Given problem:
Repeat the listing that follows, character for character, minus the pictures.

Records for this task:
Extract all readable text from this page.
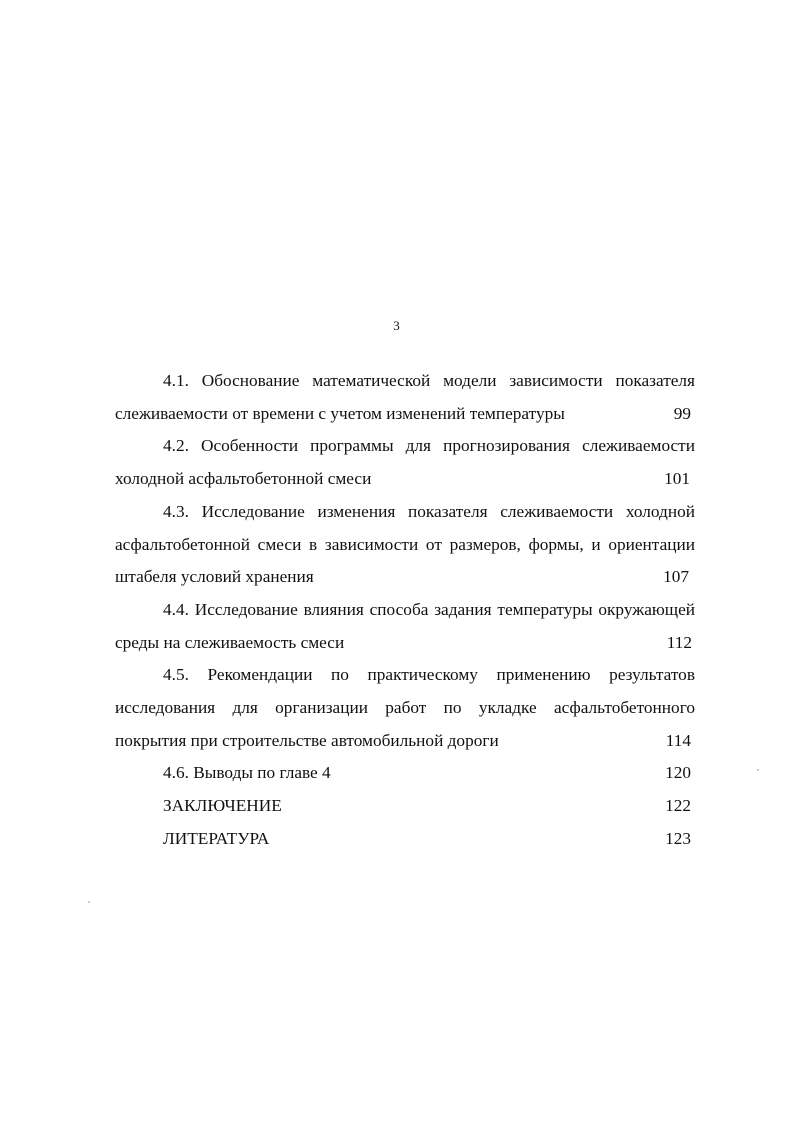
3
4.1. Обоснование математической модели зависимости показателя
слеживаемости от времени с учетом изменений температуры	99
4.2. Особенности программы для прогнозирования слеживаемости
холодной асфальтобетонной смеси	101
4.3. Исследование изменения показателя слеживаемости холодной
асфальтобетонной смеси в зависимости от размеров, формы, и ориентации
штабеля условий хранения	107
4.4. Исследование влияния способа задания температуры окружающей
среды на слеживаемость смеси	112
4.5. Рекомендации по практическому применению результатов
исследования для организации работ по укладке асфальтобетонного
покрытия при строительстве автомобильной дороги	114
4.6. Выводы по главе 4	120
ЗАКЛЮЧЕНИЕ	122
ЛИТЕРАТУРА	123
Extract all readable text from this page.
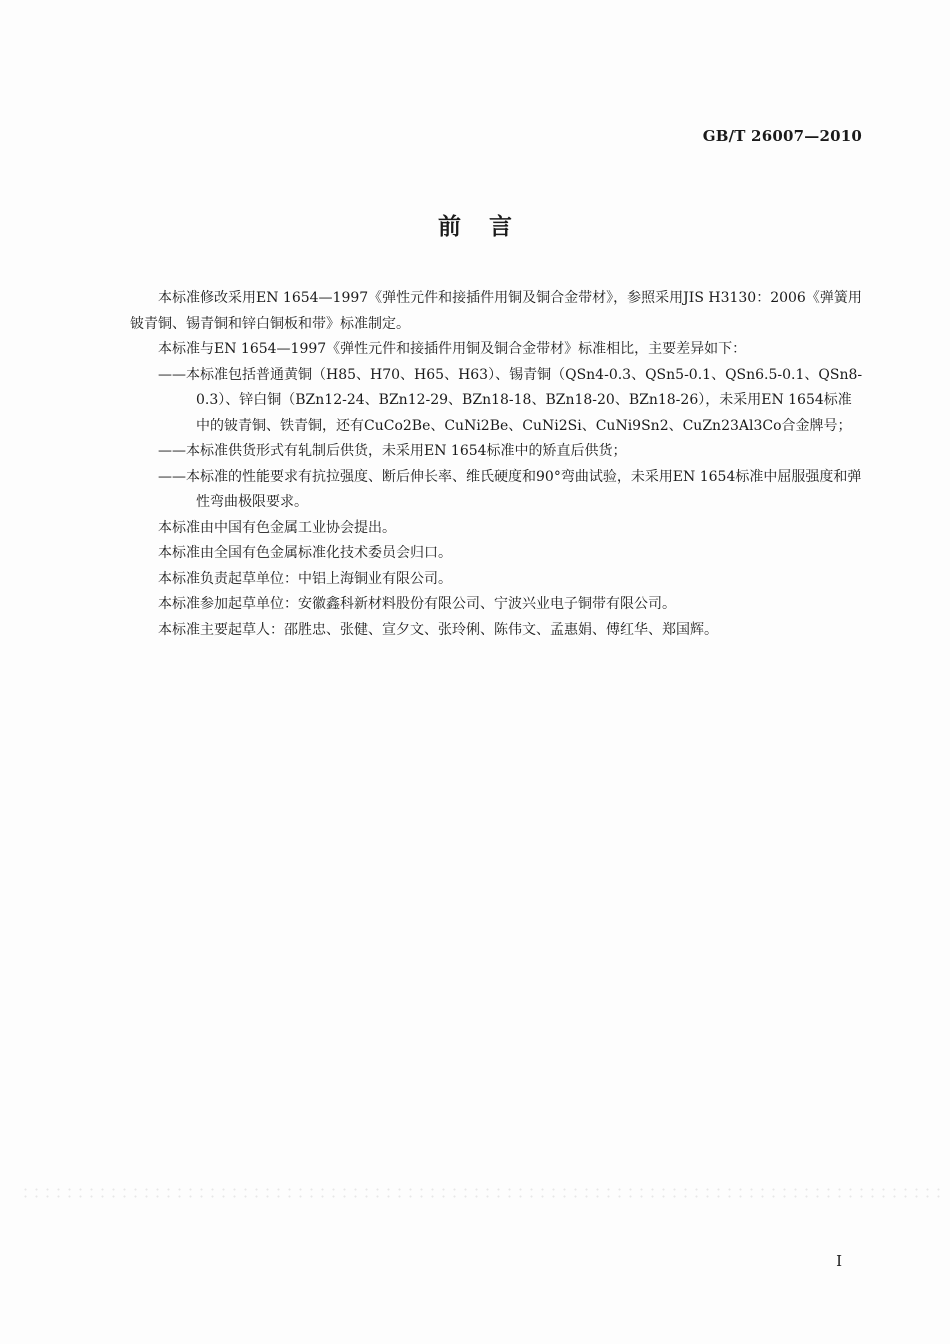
GB/T 26007—2010
前言

本标准修改采用EN 1654—1997《弹性元件和接插件用铜及铜合金带材》，参照采用JIS H3130：2006《弹簧用铍青铜、锡青铜和锌白铜板和带》标准制定。

本标准与EN 1654—1997《弹性元件和接插件用铜及铜合金带材》标准相比，主要差异如下：

——本标准包括普通黄铜（H85、H70、H65、H63）、锡青铜（QSn4-0.3、QSn5-0.1、QSn6.5-0.1、QSn8-0.3）、锌白铜（BZn12-24、BZn12-29、BZn18-18、BZn18-20、BZn18-26），未采用EN 1654标准中的铍青铜、铁青铜，还有CuCo2Be、CuNi2Be、CuNi2Si、CuNi9Sn2、CuZn23Al3Co合金牌号；

——本标准供货形式有轧制后供货，未采用EN 1654标准中的矫直后供货；

——本标准的性能要求有抗拉强度、断后伸长率、维氏硬度和90°弯曲试验，未采用EN 1654标准中屈服强度和弹性弯曲极限要求。

本标准由中国有色金属工业协会提出。

本标准由全国有色金属标准化技术委员会归口。

本标准负责起草单位：中铝上海铜业有限公司。

本标准参加起草单位：安徽鑫科新材料股份有限公司、宁波兴业电子铜带有限公司。

本标准主要起草人：邵胜忠、张健、宣夕文、张玲俐、陈伟文、孟惠娟、傅红华、郑国辉。

I
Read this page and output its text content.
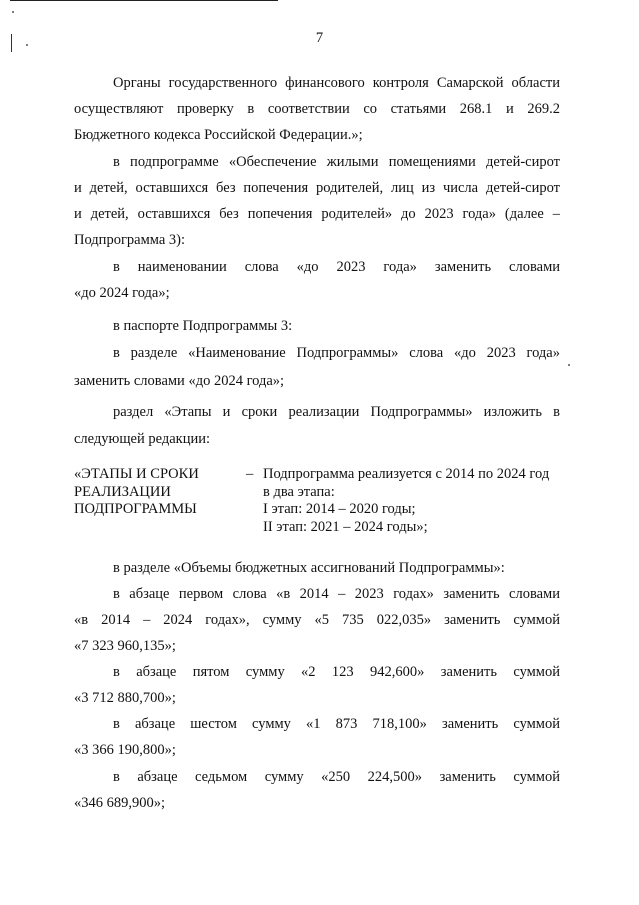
7
Органы государственного финансового контроля Самарской области
осуществляют проверку в соответствии со статьями 268.1 и 269.2
Бюджетного кодекса Российской Федерации.»;
в подпрограмме «Обеспечение жилыми помещениями детей-сирот
и детей, оставшихся без попечения родителей, лиц из числа детей-сирот
и детей, оставшихся без попечения родителей» до 2023 года» (далее –
Подпрограмма 3):
в наименовании слова «до 2023 года» заменить словами
«до 2024 года»;
в паспорте Подпрограммы 3:
в разделе «Наименование Подпрограммы» слова «до 2023 года»
заменить словами «до 2024 года»;
раздел «Этапы и сроки реализации Подпрограммы» изложить в
следующей редакции:
«ЭТАПЫ И СРОКИ
РЕАЛИЗАЦИИ
ПОДПРОГРАММЫ
– Подпрограмма реализуется с 2014 по 2024 год
в два этапа:
I этап: 2014 – 2020 годы;
II этап: 2021 – 2024 годы»;
в разделе «Объемы бюджетных ассигнований Подпрограммы»:
в абзаце первом слова «в 2014 – 2023 годах» заменить словами
«в 2014 – 2024 годах», сумму «5 735 022,035» заменить суммой
«7 323 960,135»;
в абзаце пятом сумму «2 123 942,600» заменить суммой
«3 712 880,700»;
в абзаце шестом сумму «1 873 718,100» заменить суммой
«3 366 190,800»;
в абзаце седьмом сумму «250 224,500» заменить суммой
«346 689,900»;
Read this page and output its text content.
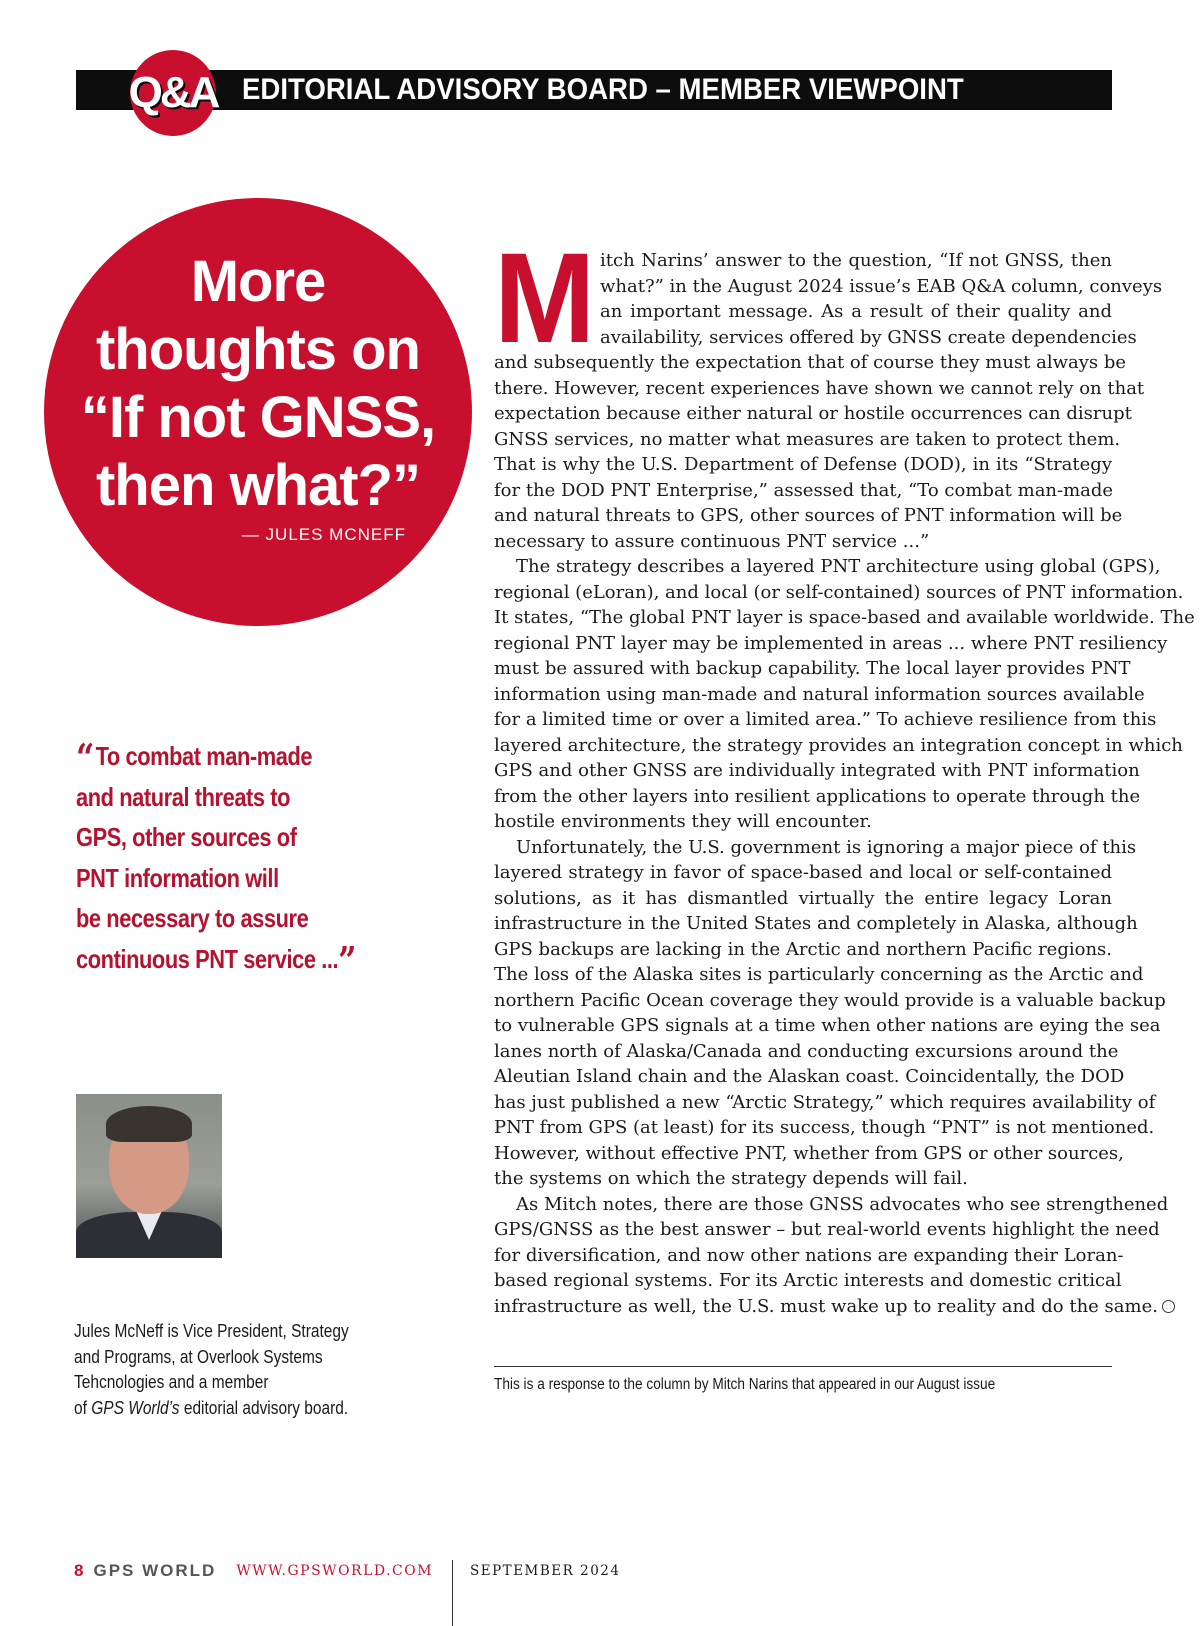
Q&A EDITORIAL ADVISORY BOARD – MEMBER VIEWPOINT
More
thoughts on
“If not GNSS,
then what?”
— JULES MCNEFF
“To combat man-made
and natural threats to
GPS, other sources of
PNT information will
be necessary to assure
continuous PNT service ...”
Jules McNeff is Vice President, Strategy
and Programs, at Overlook Systems
Tehcnologies and a member
of GPS World’s editorial advisory board.
M itch Narins’ answer to the question, “If not GNSS, then
what?” in the August 2024 issue’s EAB Q&A column, conveys
an important message. As a result of their quality and
availability, services offered by GNSS create dependencies
and subsequently the expectation that of course they must always be
there. However, recent experiences have shown we cannot rely on that
expectation because either natural or hostile occurrences can disrupt
GNSS services, no matter what measures are taken to protect them.
That is why the U.S. Department of Defense (DOD), in its “Strategy
for the DOD PNT Enterprise,” assessed that, “To combat man-made
and natural threats to GPS, other sources of PNT information will be
necessary to assure continuous PNT service ...”
The strategy describes a layered PNT architecture using global (GPS),
regional (eLoran), and local (or self-contained) sources of PNT information.
It states, “The global PNT layer is space-based and available worldwide. The
regional PNT layer may be implemented in areas ... where PNT resiliency
must be assured with backup capability. The local layer provides PNT
information using man-made and natural information sources available
for a limited time or over a limited area.” To achieve resilience from this
layered architecture, the strategy provides an integration concept in which
GPS and other GNSS are individually integrated with PNT information
from the other layers into resilient applications to operate through the
hostile environments they will encounter.
Unfortunately, the U.S. government is ignoring a major piece of this
layered strategy in favor of space-based and local or self-contained
solutions, as it has dismantled virtually the entire legacy Loran
infrastructure in the United States and completely in Alaska, although
GPS backups are lacking in the Arctic and northern Pacific regions.
The loss of the Alaska sites is particularly concerning as the Arctic and
northern Pacific Ocean coverage they would provide is a valuable backup
to vulnerable GPS signals at a time when other nations are eying the sea
lanes north of Alaska/Canada and conducting excursions around the
Aleutian Island chain and the Alaskan coast. Coincidentally, the DOD
has just published a new “Arctic Strategy,” which requires availability of
PNT from GPS (at least) for its success, though “PNT” is not mentioned.
However, without effective PNT, whether from GPS or other sources,
the systems on which the strategy depends will fail.
As Mitch notes, there are those GNSS advocates who see strengthened
GPS/GNSS as the best answer – but real-world events highlight the need
for diversification, and now other nations are expanding their Loran-
based regional systems. For its Arctic interests and domestic critical
infrastructure as well, the U.S. must wake up to reality and do the same.
This is a response to the column by Mitch Narins that appeared in our August issue
8 GPS WORLD WWW.GPSWORLD.COM	SEPTEMBER 2024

The output:
Extract all readable text from this page.
3
4.1. Обоснование математической модели зависимости показателя
слеживаемости от времени с учетом изменений температуры	99
4.2. Особенности программы для прогнозирования слеживаемости
холодной асфальтобетонной смеси	101
4.3. Исследование изменения показателя слеживаемости холодной
асфальтобетонной смеси в зависимости от размеров, формы, и ориентации
штабеля условий хранения	107
4.4. Исследование влияния способа задания температуры окружающей
среды на слеживаемость смеси	112
4.5. Рекомендации по практическому применению результатов
исследования для организации работ по укладке асфальтобетонного
покрытия при строительстве автомобильной дороги	114
4.6. Выводы по главе 4	120
ЗАКЛЮЧЕНИЕ	122
ЛИТЕРАТУРА	123
Extract all readable text from this page.
GB/T 26007—2010
前言

本标准修改采用EN 1654—1997《弹性元件和接插件用铜及铜合金带材》，参照采用JIS H3130：2006《弹簧用铍青铜、锡青铜和锌白铜板和带》标准制定。

本标准与EN 1654—1997《弹性元件和接插件用铜及铜合金带材》标准相比，主要差异如下：

——本标准包括普通黄铜（H85、H70、H65、H63）、锡青铜（QSn4-0.3、QSn5-0.1、QSn6.5-0.1、QSn8-0.3）、锌白铜（BZn12-24、BZn12-29、BZn18-18、BZn18-20、BZn18-26），未采用EN 1654标准中的铍青铜、铁青铜，还有CuCo2Be、CuNi2Be、CuNi2Si、CuNi9Sn2、CuZn23Al3Co合金牌号；

——本标准供货形式有轧制后供货，未采用EN 1654标准中的矫直后供货；

——本标准的性能要求有抗拉强度、断后伸长率、维氏硬度和90°弯曲试验，未采用EN 1654标准中屈服强度和弹性弯曲极限要求。

本标准由中国有色金属工业协会提出。

本标准由全国有色金属标准化技术委员会归口。

本标准负责起草单位：中铝上海铜业有限公司。

本标准参加起草单位：安徽鑫科新材料股份有限公司、宁波兴业电子铜带有限公司。

本标准主要起草人：邵胜忠、张健、宣夕文、张玲俐、陈伟文、孟惠娟、傅红华、郑国辉。

I
Read this page and output its text content.
7
Органы государственного финансового контроля Самарской области
осуществляют проверку в соответствии со статьями 268.1 и 269.2
Бюджетного кодекса Российской Федерации.»;
в подпрограмме «Обеспечение жилыми помещениями детей-сирот
и детей, оставшихся без попечения родителей, лиц из числа детей-сирот
и детей, оставшихся без попечения родителей» до 2023 года» (далее –
Подпрограмма 3):
в наименовании слова «до 2023 года» заменить словами
«до 2024 года»;
в паспорте Подпрограммы 3:
в разделе «Наименование Подпрограммы» слова «до 2023 года»
заменить словами «до 2024 года»;
раздел «Этапы и сроки реализации Подпрограммы» изложить в
следующей редакции:
«ЭТАПЫ И СРОКИ
РЕАЛИЗАЦИИ
ПОДПРОГРАММЫ
– Подпрограмма реализуется с 2014 по 2024 год
в два этапа:
I этап: 2014 – 2020 годы;
II этап: 2021 – 2024 годы»;
в разделе «Объемы бюджетных ассигнований Подпрограммы»:
в абзаце первом слова «в 2014 – 2023 годах» заменить словами
«в 2014 – 2024 годах», сумму «5 735 022,035» заменить суммой
«7 323 960,135»;
в абзаце пятом сумму «2 123 942,600» заменить суммой
«3 712 880,700»;
в абзаце шестом сумму «1 873 718,100» заменить суммой
«3 366 190,800»;
в абзаце седьмом сумму «250 224,500» заменить суммой
«346 689,900»;
Read this page and output its text content.
Q&A EDITORIAL ADVISORY BOARD – MEMBER VIEWPOINT
More
thoughts on
“If not GNSS,
then what?”
— JULES MCNEFF
“To combat man-made
and natural threats to
GPS, other sources of
PNT information will
be necessary to assure
continuous PNT service ...”
Jules McNeff is Vice President, Strategy
and Programs, at Overlook Systems
Tehcnologies and a member
of GPS World’s editorial advisory board.
M itch Narins’ answer to the question, “If not GNSS, then
what?” in the August 2024 issue’s EAB Q&A column, conveys
an important message. As a result of their quality and
availability, services offered by GNSS create dependencies
and subsequently the expectation that of course they must always be
there. However, recent experiences have shown we cannot rely on that
expectation because either natural or hostile occurrences can disrupt
GNSS services, no matter what measures are taken to protect them.
That is why the U.S. Department of Defense (DOD), in its “Strategy
for the DOD PNT Enterprise,” assessed that, “To combat man-made
and natural threats to GPS, other sources of PNT information will be
necessary to assure continuous PNT service ...”
The strategy describes a layered PNT architecture using global (GPS),
regional (eLoran), and local (or self-contained) sources of PNT information.
It states, “The global PNT layer is space-based and available worldwide. The
regional PNT layer may be implemented in areas ... where PNT resiliency
must be assured with backup capability. The local layer provides PNT
information using man-made and natural information sources available
for a limited time or over a limited area.” To achieve resilience from this
layered architecture, the strategy provides an integration concept in which
GPS and other GNSS are individually integrated with PNT information
from the other layers into resilient applications to operate through the
hostile environments they will encounter.
Unfortunately, the U.S. government is ignoring a major piece of this
layered strategy in favor of space-based and local or self-contained
solutions, as it has dismantled virtually the entire legacy Loran
infrastructure in the United States and completely in Alaska, although
GPS backups are lacking in the Arctic and northern Pacific regions.
The loss of the Alaska sites is particularly concerning as the Arctic and
northern Pacific Ocean coverage they would provide is a valuable backup
to vulnerable GPS signals at a time when other nations are eying the sea
lanes north of Alaska/Canada and conducting excursions around the
Aleutian Island chain and the Alaskan coast. Coincidentally, the DOD
has just published a new “Arctic Strategy,” which requires availability of
PNT from GPS (at least) for its success, though “PNT” is not mentioned.
However, without effective PNT, whether from GPS or other sources,
the systems on which the strategy depends will fail.
As Mitch notes, there are those GNSS advocates who see strengthened
GPS/GNSS as the best answer – but real-world events highlight the need
for diversification, and now other nations are expanding their Loran-
based regional systems. For its Arctic interests and domestic critical
infrastructure as well, the U.S. must wake up to reality and do the same.
This is a response to the column by Mitch Narins that appeared in our August issue
8 GPS WORLD WWW.GPSWORLD.COM	SEPTEMBER 2024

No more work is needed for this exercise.